### Exercise goal:
Copy out all of the material exactly as presented.

——

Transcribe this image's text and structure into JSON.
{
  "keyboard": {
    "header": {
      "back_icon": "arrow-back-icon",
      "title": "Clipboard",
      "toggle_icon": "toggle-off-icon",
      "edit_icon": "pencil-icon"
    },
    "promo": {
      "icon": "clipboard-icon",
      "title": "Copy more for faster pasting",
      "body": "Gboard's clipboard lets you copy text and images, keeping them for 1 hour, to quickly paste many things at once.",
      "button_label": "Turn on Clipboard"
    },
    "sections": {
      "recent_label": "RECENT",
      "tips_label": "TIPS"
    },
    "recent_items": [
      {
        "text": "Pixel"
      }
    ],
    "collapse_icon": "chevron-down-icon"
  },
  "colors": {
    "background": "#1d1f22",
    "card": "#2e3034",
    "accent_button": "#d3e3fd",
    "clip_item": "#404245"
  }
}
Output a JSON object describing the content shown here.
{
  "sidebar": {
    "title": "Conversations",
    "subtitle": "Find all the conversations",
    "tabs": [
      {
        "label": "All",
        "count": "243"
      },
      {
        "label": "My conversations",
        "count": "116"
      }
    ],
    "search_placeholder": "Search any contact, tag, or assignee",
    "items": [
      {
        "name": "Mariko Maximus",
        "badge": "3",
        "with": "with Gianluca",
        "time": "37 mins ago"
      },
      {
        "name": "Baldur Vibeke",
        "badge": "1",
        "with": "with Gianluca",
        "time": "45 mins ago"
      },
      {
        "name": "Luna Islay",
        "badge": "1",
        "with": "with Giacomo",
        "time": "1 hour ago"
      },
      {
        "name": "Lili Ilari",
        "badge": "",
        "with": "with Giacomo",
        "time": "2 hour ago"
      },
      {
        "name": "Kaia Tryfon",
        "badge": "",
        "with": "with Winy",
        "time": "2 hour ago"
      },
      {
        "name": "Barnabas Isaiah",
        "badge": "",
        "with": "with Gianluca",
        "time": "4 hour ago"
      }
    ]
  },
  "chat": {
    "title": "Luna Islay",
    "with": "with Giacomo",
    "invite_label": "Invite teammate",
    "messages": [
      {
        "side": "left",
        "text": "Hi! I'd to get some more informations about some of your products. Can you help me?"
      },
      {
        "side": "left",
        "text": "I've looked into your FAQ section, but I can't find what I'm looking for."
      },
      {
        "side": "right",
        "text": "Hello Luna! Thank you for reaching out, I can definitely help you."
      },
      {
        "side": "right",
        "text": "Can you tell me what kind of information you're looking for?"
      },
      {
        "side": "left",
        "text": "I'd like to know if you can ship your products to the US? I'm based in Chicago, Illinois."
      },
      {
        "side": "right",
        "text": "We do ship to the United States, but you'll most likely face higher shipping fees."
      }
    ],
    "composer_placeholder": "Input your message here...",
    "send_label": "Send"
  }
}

——

### Task result:
Transcribe this image's text and structure into JSON.
{
  "keyboard": {
    "header": {
      "back_icon": "arrow-back-icon",
      "title": "Clipboard",
      "toggle_icon": "toggle-off-icon",
      "edit_icon": "pencil-icon"
    },
    "promo": {
      "icon": "clipboard-icon",
      "title": "Copy more for faster pasting",
      "body": "Gboard's clipboard lets you copy text and images, keeping them for 1 hour, to quickly paste many things at once.",
      "button_label": "Turn on Clipboard"
    },
    "sections": {
      "recent_label": "RECENT",
      "tips_label": "TIPS"
    },
    "recent_items": [
      {
        "text": "Pixel"
      }
    ],
    "collapse_icon": "chevron-down-icon"
  },
  "colors": {
    "background": "#1d1f22",
    "card": "#2e3034",
    "accent_button": "#d3e3fd",
    "clip_item": "#404245"
  }
}
Output a JSON object describing the content shown here.
{
  "sidebar": {
    "title": "Conversations",
    "subtitle": "Find all the conversations",
    "tabs": [
      {
        "label": "All",
        "count": "243"
      },
      {
        "label": "My conversations",
        "count": "116"
      }
    ],
    "search_placeholder": "Search any contact, tag, or assignee",
    "items": [
      {
        "name": "Mariko Maximus",
        "badge": "3",
        "with": "with Gianluca",
        "time": "37 mins ago"
      },
      {
        "name": "Baldur Vibeke",
        "badge": "1",
        "with": "with Gianluca",
        "time": "45 mins ago"
      },
      {
        "name": "Luna Islay",
        "badge": "1",
        "with": "with Giacomo",
        "time": "1 hour ago"
      },
      {
        "name": "Lili Ilari",
        "badge": "",
        "with": "with Giacomo",
        "time": "2 hour ago"
      },
      {
        "name": "Kaia Tryfon",
        "badge": "",
        "with": "with Winy",
        "time": "2 hour ago"
      },
      {
        "name": "Barnabas Isaiah",
        "badge": "",
        "with": "with Gianluca",
        "time": "4 hour ago"
      }
    ]
  },
  "chat": {
    "title": "Luna Islay",
    "with": "with Giacomo",
    "invite_label": "Invite teammate",
    "messages": [
      {
        "side": "left",
        "text": "Hi! I'd to get some more informations about some of your products. Can you help me?"
      },
      {
        "side": "left",
        "text": "I've looked into your FAQ section, but I can't find what I'm looking for."
      },
      {
        "side": "right",
        "text": "Hello Luna! Thank you for reaching out, I can definitely help you."
      },
      {
        "side": "right",
        "text": "Can you tell me what kind of information you're looking for?"
      },
      {
        "side": "left",
        "text": "I'd like to know if you can ship your products to the US? I'm based in Chicago, Illinois."
      },
      {
        "side": "right",
        "text": "We do ship to the United States, but you'll most likely face higher shipping fees."
      }
    ],
    "composer_placeholder": "Input your message here...",
    "send_label": "Send"
  }
}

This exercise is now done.